Records supplied>
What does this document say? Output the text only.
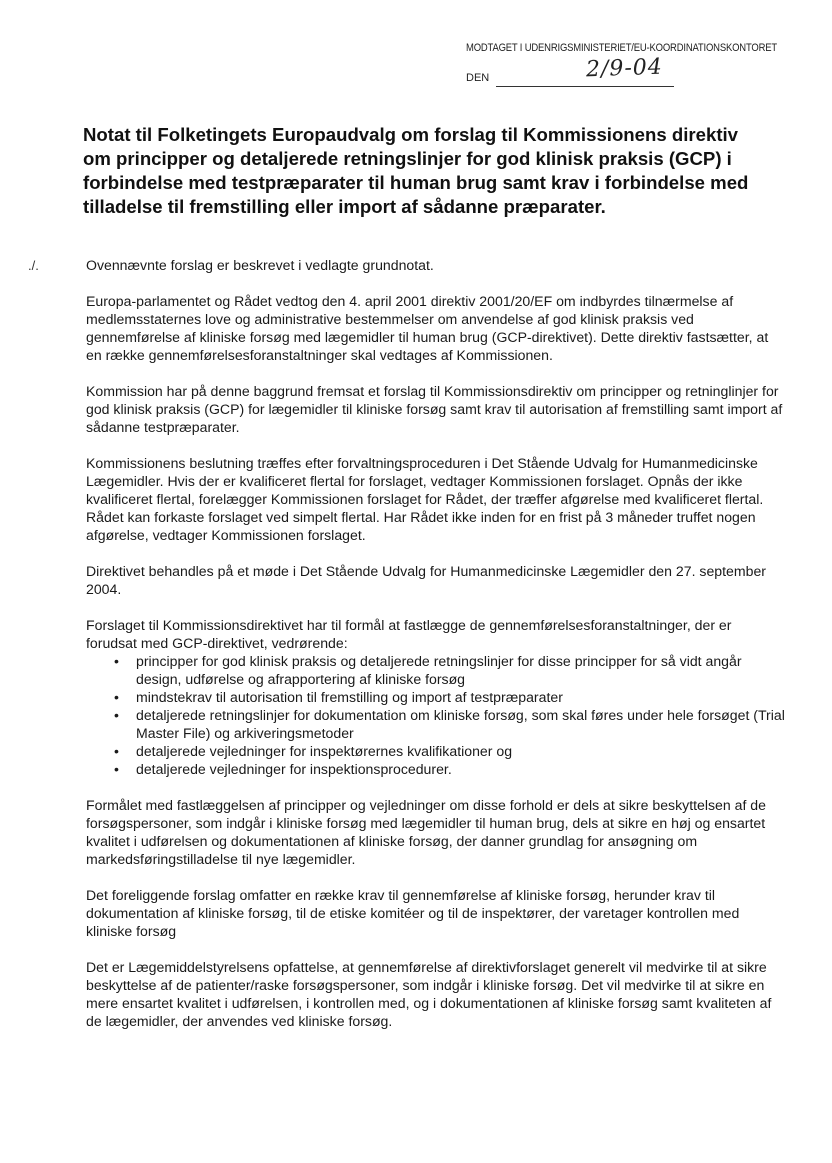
MODTAGET I UDENRIGSMINISTERIET/EU-KOORDINATIONSKONTORET
DEN	2/9-04
Notat til Folketingets Europaudvalg om forslag til Kommissionens direktiv om principper og detaljerede retningslinjer for god klinisk praksis (GCP) i forbindelse med testpræparater til human brug samt krav i forbindelse med tilladelse til fremstilling eller import af sådanne præparater.
./.	Ovennævnte forslag er beskrevet i vedlagte grundnotat.

Europa-parlamentet og Rådet vedtog den 4. april 2001 direktiv 2001/20/EF om indbyrdes tilnærmelse af medlemsstaternes love og administrative bestemmelser om anvendelse af god klinisk praksis ved gennemførelse af kliniske forsøg med lægemidler til human brug (GCP-direktivet). Dette direktiv fastsætter, at en række gennemførelsesforanstaltninger skal vedtages af Kommissionen.

Kommission har på denne baggrund fremsat et forslag til Kommissionsdirektiv om principper og retninglinjer for god klinisk praksis (GCP) for lægemidler til kliniske forsøg samt krav til autorisation af fremstilling samt import af sådanne testpræparater.

Kommissionens beslutning træffes efter forvaltningsproceduren i Det Stående Udvalg for Humanmedicinske Lægemidler. Hvis der er kvalificeret flertal for forslaget, vedtager Kommissionen forslaget. Opnås der ikke kvalificeret flertal, forelægger Kommissionen forslaget for Rådet, der træffer afgørelse med kvalificeret flertal. Rådet kan forkaste forslaget ved simpelt flertal. Har Rådet ikke inden for en frist på 3 måneder truffet nogen afgørelse, vedtager Kommissionen forslaget.

Direktivet behandles på et møde i Det Stående Udvalg for Humanmedicinske Lægemidler den 27. september 2004.

Forslaget til Kommissionsdirektivet har til formål at fastlægge de gennemførelsesforanstaltninger, der er forudsat med GCP-direktivet, vedrørende:

• principper for god klinisk praksis og detaljerede retningslinjer for disse principper for så vidt angår design, udførelse og afrapportering af kliniske forsøg
• mindstekrav til autorisation til fremstilling og import af testpræparater
• detaljerede retningslinjer for dokumentation om kliniske forsøg, som skal føres under hele forsøget (Trial Master File) og arkiveringsmetoder
• detaljerede vejledninger for inspektørernes kvalifikationer og
• detaljerede vejledninger for inspektionsprocedurer.

Formålet med fastlæggelsen af principper og vejledninger om disse forhold er dels at sikre beskyttelsen af de forsøgspersoner, som indgår i kliniske forsøg med lægemidler til human brug, dels at sikre en høj og ensartet kvalitet i udførelsen og dokumentationen af kliniske forsøg, der danner grundlag for ansøgning om markedsføringstilladelse til nye lægemidler.

Det foreliggende forslag omfatter en række krav til gennemførelse af kliniske forsøg, herunder krav til dokumentation af kliniske forsøg, til de etiske komitéer og til de inspektører, der varetager kontrollen med kliniske forsøg

Det er Lægemiddelstyrelsens opfattelse, at gennemførelse af direktivforslaget generelt vil medvirke til at sikre beskyttelse af de patienter/raske forsøgspersoner, som indgår i kliniske forsøg. Det vil medvirke til at sikre en mere ensartet kvalitet i udførelsen, i kontrollen med, og i dokumentationen af kliniske forsøg samt kvaliteten af de lægemidler, der anvendes ved kliniske forsøg.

Given task> Tally the lines above that contain the word "gennemførelsesforanstaltninger", and reply with only the number.

Response to the exercise> 2